● Directive: Write out each record again exactly as it stands.

● Task data:
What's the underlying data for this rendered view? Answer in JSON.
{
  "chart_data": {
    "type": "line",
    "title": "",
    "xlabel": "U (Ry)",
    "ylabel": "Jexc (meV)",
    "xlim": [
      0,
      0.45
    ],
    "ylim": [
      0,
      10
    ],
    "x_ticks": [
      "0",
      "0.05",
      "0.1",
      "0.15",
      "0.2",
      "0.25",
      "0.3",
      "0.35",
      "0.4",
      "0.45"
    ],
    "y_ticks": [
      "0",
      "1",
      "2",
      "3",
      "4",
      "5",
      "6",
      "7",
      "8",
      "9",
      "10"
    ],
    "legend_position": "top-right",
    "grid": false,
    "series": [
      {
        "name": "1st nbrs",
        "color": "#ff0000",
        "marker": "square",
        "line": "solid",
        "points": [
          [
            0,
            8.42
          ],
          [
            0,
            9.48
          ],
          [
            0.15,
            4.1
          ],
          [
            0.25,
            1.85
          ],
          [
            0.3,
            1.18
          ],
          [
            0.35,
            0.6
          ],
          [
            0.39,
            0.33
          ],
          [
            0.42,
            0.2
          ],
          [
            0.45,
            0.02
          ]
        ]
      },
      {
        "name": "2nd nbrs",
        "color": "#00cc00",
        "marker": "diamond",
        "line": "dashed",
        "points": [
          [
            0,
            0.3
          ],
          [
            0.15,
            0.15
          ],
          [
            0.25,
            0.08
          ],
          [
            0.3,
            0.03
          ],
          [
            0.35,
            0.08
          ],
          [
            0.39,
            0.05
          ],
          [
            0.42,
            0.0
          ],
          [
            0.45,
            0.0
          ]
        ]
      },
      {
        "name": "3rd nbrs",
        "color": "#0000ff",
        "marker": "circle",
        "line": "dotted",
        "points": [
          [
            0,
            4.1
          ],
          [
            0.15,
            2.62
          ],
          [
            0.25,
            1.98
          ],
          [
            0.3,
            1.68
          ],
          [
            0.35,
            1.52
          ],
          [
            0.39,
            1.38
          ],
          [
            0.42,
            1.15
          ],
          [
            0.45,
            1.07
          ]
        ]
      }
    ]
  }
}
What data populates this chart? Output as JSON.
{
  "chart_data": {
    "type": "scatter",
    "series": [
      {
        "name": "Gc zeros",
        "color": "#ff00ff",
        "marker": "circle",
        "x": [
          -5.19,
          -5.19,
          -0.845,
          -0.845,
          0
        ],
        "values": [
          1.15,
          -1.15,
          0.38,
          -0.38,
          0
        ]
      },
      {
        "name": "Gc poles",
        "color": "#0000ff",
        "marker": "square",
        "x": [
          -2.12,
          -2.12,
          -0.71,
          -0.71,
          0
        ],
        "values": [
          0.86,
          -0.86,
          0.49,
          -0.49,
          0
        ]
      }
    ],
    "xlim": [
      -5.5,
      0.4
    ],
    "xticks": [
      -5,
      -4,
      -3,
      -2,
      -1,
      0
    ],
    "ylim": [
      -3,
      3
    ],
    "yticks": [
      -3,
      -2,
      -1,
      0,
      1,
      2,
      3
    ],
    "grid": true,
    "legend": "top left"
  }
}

● Answer:
What's the underlying data for this rendered view? Answer in JSON.
{
  "chart_data": {
    "type": "line",
    "title": "",
    "xlabel": "U (Ry)",
    "ylabel": "Jexc (meV)",
    "xlim": [
      0,
      0.45
    ],
    "ylim": [
      0,
      10
    ],
    "x_ticks": [
      "0",
      "0.05",
      "0.1",
      "0.15",
      "0.2",
      "0.25",
      "0.3",
      "0.35",
      "0.4",
      "0.45"
    ],
    "y_ticks": [
      "0",
      "1",
      "2",
      "3",
      "4",
      "5",
      "6",
      "7",
      "8",
      "9",
      "10"
    ],
    "legend_position": "top-right",
    "grid": false,
    "series": [
      {
        "name": "1st nbrs",
        "color": "#ff0000",
        "marker": "square",
        "line": "solid",
        "points": [
          [
            0,
            8.42
          ],
          [
            0,
            9.48
          ],
          [
            0.15,
            4.1
          ],
          [
            0.25,
            1.85
          ],
          [
            0.3,
            1.18
          ],
          [
            0.35,
            0.6
          ],
          [
            0.39,
            0.33
          ],
          [
            0.42,
            0.2
          ],
          [
            0.45,
            0.02
          ]
        ]
      },
      {
        "name": "2nd nbrs",
        "color": "#00cc00",
        "marker": "diamond",
        "line": "dashed",
        "points": [
          [
            0,
            0.3
          ],
          [
            0.15,
            0.15
          ],
          [
            0.25,
            0.08
          ],
          [
            0.3,
            0.03
          ],
          [
            0.35,
            0.08
          ],
          [
            0.39,
            0.05
          ],
          [
            0.42,
            0.0
          ],
          [
            0.45,
            0.0
          ]
        ]
      },
      {
        "name": "3rd nbrs",
        "color": "#0000ff",
        "marker": "circle",
        "line": "dotted",
        "points": [
          [
            0,
            4.1
          ],
          [
            0.15,
            2.62
          ],
          [
            0.25,
            1.98
          ],
          [
            0.3,
            1.68
          ],
          [
            0.35,
            1.52
          ],
          [
            0.39,
            1.38
          ],
          [
            0.42,
            1.15
          ],
          [
            0.45,
            1.07
          ]
        ]
      }
    ]
  }
}
What data populates this chart? Output as JSON.
{
  "chart_data": {
    "type": "scatter",
    "series": [
      {
        "name": "Gc zeros",
        "color": "#ff00ff",
        "marker": "circle",
        "x": [
          -5.19,
          -5.19,
          -0.845,
          -0.845,
          0
        ],
        "values": [
          1.15,
          -1.15,
          0.38,
          -0.38,
          0
        ]
      },
      {
        "name": "Gc poles",
        "color": "#0000ff",
        "marker": "square",
        "x": [
          -2.12,
          -2.12,
          -0.71,
          -0.71,
          0
        ],
        "values": [
          0.86,
          -0.86,
          0.49,
          -0.49,
          0
        ]
      }
    ],
    "xlim": [
      -5.5,
      0.4
    ],
    "xticks": [
      -5,
      -4,
      -3,
      -2,
      -1,
      0
    ],
    "ylim": [
      -3,
      3
    ],
    "yticks": [
      -3,
      -2,
      -1,
      0,
      1,
      2,
      3
    ],
    "grid": true,
    "legend": "top left"
  }
}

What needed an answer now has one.